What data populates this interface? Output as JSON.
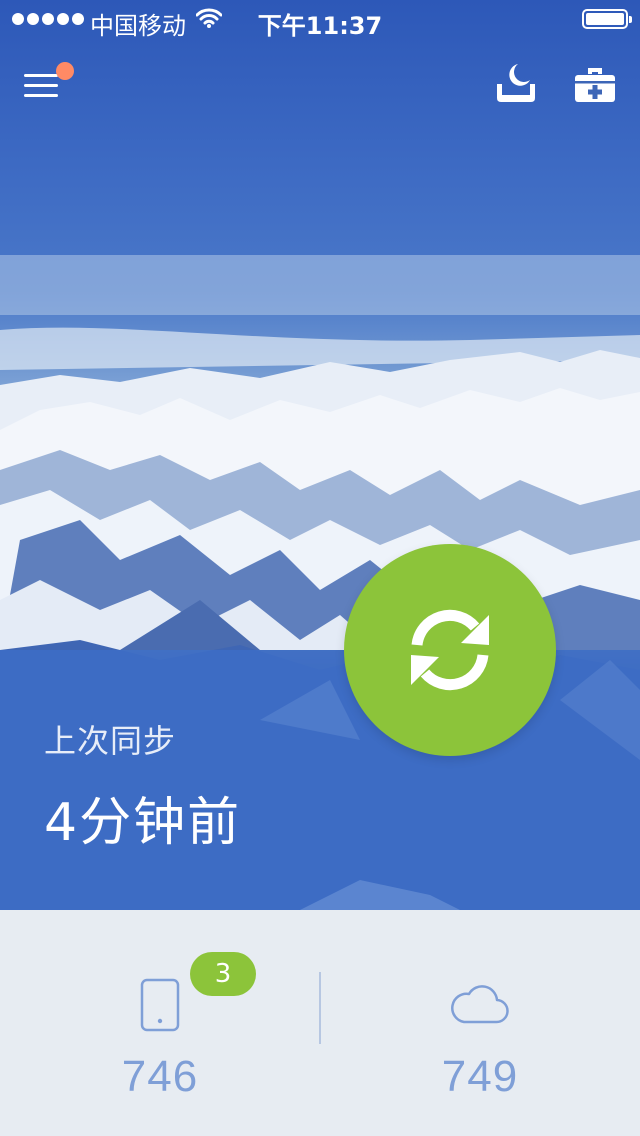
{
  "status_bar": {
    "carrier": "中国移动",
    "time": "下午11:37",
    "battery_level": 1.0
  },
  "toolbar": {
    "menu_icon": "hamburger-menu-icon",
    "menu_has_notification": true,
    "sleep_icon": "moon-bed-icon",
    "toolbox_icon": "medical-kit-icon"
  },
  "sync": {
    "label": "上次同步",
    "value": "4分钟前",
    "button_icon": "sync-arrows-icon"
  },
  "stats": {
    "local": {
      "icon": "phone-icon",
      "count": "746",
      "badge": "3"
    },
    "cloud": {
      "icon": "cloud-icon",
      "count": "749"
    }
  },
  "colors": {
    "accent_green": "#8cc43a",
    "sky_blue": "#3d6ac3",
    "panel_blue": "#3c6ec8",
    "notification_orange": "#ff8a65",
    "stat_text_blue": "#7f9fd7",
    "stats_background": "#e7ecf2"
  }
}
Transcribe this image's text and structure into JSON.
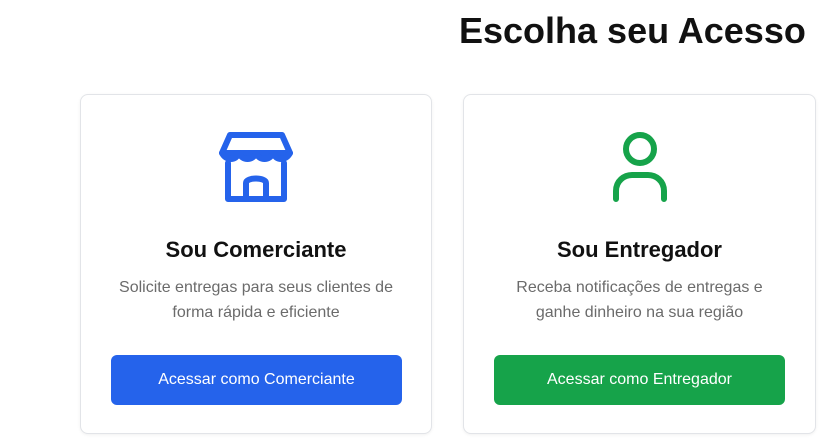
{
  "page": {
    "title": "Escolha seu Acesso"
  },
  "cards": {
    "merchant": {
      "icon": "storefront-icon",
      "title": "Sou Comerciante",
      "description": "Solicite entregas para seus clientes de forma rápida e eficiente",
      "button_label": "Acessar como Comerciante",
      "accent_color": "#2563eb"
    },
    "courier": {
      "icon": "user-icon",
      "title": "Sou Entregador",
      "description": "Receba notificações de entregas e ganhe dinheiro na sua região",
      "button_label": "Acessar como Entregador",
      "accent_color": "#16a34a"
    }
  }
}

==*==

- _SHORT PROBLEM_:
Extract from the material all lines containing the string "Acessar".

- _THE ANSWER_:
      "button_label": "Acessar como Comerciante",
      "button_label": "Acessar como Entregador",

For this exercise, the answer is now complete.